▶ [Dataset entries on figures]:
• • • • •
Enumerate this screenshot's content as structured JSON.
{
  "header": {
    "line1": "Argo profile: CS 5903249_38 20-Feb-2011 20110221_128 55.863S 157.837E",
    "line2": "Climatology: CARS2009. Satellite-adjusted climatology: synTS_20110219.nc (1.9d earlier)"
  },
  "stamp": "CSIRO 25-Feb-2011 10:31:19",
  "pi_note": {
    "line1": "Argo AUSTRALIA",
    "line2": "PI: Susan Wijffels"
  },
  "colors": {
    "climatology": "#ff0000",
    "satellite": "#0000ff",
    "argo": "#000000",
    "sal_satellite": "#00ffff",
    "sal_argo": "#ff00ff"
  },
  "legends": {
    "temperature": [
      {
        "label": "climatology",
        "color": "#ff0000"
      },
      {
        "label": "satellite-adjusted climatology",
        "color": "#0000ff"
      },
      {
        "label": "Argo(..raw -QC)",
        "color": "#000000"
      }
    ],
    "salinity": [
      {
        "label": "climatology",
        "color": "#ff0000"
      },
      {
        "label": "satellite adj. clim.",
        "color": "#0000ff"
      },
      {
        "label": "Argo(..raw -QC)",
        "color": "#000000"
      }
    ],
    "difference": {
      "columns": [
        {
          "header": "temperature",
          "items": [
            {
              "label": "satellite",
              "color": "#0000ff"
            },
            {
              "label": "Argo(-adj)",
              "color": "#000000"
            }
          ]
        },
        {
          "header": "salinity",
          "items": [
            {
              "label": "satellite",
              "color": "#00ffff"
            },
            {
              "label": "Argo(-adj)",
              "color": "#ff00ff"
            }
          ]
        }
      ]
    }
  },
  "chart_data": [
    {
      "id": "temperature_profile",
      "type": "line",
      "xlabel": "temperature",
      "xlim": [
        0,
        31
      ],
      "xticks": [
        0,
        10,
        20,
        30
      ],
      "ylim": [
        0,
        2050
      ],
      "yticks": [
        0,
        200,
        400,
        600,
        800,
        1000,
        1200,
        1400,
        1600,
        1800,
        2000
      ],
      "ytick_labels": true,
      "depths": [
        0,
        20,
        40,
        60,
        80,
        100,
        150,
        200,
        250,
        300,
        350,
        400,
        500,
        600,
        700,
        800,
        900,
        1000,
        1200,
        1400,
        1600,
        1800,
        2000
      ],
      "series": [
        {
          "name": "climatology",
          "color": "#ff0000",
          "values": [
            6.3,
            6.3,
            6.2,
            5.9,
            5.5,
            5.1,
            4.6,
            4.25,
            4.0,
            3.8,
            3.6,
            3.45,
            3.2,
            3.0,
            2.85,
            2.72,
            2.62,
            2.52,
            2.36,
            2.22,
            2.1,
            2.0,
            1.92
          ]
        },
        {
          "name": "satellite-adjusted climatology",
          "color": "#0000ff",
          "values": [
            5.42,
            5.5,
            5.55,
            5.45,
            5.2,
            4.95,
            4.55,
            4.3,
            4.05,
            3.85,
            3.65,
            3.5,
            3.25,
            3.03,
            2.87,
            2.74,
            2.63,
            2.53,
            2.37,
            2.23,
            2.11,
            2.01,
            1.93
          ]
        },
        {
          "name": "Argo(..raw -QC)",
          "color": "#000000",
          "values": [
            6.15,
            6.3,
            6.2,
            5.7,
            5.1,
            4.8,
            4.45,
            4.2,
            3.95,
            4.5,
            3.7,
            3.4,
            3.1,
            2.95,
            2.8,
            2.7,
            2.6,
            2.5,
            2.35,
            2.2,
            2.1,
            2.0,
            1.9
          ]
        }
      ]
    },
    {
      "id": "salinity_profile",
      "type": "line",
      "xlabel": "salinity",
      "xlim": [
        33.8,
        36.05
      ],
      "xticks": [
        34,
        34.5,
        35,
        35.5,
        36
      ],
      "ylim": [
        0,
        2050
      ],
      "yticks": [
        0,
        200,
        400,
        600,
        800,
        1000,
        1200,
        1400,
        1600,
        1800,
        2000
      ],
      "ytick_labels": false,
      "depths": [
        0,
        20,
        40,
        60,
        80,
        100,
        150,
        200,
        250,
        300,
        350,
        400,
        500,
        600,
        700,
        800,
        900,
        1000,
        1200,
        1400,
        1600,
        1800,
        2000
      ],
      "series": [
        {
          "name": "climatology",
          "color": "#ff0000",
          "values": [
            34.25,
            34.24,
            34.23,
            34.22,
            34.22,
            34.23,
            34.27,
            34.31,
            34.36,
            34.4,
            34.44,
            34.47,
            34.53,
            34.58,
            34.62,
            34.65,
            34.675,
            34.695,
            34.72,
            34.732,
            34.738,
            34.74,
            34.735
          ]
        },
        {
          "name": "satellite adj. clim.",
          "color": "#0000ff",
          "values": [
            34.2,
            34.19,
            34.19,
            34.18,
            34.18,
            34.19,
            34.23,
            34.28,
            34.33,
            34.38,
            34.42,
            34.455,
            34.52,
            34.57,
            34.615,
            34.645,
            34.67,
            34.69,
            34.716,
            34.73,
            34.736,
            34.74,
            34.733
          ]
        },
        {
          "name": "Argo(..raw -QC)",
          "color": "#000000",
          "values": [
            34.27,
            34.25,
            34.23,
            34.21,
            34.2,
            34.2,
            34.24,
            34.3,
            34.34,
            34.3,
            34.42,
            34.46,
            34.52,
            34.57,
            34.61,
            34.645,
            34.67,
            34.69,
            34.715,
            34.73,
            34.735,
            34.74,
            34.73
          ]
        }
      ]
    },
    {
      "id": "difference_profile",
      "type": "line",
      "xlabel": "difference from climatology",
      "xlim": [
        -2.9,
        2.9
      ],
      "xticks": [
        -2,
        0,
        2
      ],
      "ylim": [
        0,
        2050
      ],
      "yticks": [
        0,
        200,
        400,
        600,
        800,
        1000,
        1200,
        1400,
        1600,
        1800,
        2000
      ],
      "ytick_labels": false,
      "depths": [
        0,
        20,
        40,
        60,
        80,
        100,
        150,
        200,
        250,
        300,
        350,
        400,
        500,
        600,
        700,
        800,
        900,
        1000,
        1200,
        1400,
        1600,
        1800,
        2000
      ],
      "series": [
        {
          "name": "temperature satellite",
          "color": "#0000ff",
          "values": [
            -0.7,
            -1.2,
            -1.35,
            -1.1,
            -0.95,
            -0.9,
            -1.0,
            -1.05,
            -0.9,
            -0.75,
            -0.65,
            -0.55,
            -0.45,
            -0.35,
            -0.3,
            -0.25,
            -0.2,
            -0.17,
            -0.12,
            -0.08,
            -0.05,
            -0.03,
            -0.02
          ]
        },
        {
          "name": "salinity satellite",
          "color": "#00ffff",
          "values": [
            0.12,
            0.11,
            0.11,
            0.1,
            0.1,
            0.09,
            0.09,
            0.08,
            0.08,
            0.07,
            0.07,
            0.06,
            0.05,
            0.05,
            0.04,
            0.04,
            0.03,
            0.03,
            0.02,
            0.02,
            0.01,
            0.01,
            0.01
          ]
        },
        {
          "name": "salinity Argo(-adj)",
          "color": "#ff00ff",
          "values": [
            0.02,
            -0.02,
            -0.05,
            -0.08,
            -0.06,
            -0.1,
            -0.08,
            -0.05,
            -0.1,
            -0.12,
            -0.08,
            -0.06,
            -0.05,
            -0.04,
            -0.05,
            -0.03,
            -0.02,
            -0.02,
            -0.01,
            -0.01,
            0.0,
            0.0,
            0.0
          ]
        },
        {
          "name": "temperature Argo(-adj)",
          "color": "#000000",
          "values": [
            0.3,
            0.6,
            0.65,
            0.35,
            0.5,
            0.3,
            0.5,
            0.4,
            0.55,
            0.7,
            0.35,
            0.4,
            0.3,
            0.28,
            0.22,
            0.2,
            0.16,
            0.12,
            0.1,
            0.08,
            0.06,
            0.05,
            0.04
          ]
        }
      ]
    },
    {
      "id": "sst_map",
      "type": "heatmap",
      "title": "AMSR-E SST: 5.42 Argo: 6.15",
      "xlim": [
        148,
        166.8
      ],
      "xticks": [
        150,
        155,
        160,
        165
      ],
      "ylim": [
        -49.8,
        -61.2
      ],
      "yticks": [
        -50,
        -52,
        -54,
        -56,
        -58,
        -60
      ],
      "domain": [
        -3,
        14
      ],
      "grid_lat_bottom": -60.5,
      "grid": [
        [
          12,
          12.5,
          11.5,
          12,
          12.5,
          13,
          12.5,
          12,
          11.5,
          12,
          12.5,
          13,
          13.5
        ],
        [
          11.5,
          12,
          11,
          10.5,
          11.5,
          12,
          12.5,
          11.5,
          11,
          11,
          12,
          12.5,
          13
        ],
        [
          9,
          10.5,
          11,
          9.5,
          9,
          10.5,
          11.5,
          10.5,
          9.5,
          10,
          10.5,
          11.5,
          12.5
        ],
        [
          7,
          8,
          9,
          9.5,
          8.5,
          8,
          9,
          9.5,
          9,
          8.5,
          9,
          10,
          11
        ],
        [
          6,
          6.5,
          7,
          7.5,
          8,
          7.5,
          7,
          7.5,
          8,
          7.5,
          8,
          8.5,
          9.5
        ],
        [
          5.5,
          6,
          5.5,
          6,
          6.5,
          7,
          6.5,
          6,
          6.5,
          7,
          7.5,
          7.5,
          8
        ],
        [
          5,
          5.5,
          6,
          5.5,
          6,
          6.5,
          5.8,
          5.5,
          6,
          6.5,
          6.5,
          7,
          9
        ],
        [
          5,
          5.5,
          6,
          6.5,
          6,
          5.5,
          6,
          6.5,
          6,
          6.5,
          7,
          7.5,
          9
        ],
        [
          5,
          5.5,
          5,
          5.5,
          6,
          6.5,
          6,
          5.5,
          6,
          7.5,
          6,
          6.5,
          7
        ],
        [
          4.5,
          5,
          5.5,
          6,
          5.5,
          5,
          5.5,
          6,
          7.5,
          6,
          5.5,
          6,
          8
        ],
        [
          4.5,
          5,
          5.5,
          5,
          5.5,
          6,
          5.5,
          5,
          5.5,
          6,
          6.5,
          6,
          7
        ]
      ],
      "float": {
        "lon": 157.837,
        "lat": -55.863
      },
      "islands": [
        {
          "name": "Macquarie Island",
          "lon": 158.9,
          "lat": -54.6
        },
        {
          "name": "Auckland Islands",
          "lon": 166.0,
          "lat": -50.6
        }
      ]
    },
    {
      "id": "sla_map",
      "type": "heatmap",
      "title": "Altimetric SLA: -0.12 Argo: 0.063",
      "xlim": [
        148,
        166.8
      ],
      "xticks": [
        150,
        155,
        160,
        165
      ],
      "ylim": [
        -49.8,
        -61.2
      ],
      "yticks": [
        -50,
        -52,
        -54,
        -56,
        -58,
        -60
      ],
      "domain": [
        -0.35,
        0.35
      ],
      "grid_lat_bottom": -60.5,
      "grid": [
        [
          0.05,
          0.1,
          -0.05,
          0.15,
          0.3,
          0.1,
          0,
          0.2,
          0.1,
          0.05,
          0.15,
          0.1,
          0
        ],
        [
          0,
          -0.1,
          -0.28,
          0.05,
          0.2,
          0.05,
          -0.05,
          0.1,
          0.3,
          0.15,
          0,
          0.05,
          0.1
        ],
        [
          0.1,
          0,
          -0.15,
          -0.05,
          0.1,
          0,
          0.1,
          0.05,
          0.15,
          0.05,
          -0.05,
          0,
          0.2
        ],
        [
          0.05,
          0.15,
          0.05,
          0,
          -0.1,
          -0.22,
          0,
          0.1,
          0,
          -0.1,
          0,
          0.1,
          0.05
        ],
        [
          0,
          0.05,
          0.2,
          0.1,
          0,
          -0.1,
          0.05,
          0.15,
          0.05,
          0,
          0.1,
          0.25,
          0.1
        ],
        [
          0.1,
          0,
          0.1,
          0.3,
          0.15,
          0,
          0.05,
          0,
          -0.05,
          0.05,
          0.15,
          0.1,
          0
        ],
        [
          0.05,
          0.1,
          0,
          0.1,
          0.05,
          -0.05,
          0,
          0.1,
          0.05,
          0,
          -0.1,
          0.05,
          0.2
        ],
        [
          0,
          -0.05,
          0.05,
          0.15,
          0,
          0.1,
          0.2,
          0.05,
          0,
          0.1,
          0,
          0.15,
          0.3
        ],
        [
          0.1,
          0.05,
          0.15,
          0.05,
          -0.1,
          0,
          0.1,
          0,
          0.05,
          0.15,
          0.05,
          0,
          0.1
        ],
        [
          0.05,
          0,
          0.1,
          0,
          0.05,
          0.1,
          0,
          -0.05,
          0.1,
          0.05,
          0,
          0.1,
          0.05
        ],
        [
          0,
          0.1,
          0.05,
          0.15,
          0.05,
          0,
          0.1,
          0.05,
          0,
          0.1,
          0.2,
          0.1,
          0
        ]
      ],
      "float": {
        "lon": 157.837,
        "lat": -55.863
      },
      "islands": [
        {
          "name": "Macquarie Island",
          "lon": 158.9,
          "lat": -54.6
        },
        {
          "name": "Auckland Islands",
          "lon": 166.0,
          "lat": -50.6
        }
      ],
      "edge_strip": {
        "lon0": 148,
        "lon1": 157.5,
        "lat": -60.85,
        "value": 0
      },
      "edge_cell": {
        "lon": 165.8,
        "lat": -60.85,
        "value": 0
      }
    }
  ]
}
• • • • •
▶ [Exercise]: Scan the material above for the word "header". Copy each line where it occurs.

▶ [Solution to this task]:
  "header": {
          "header": "temperature",
          "header": "salinity",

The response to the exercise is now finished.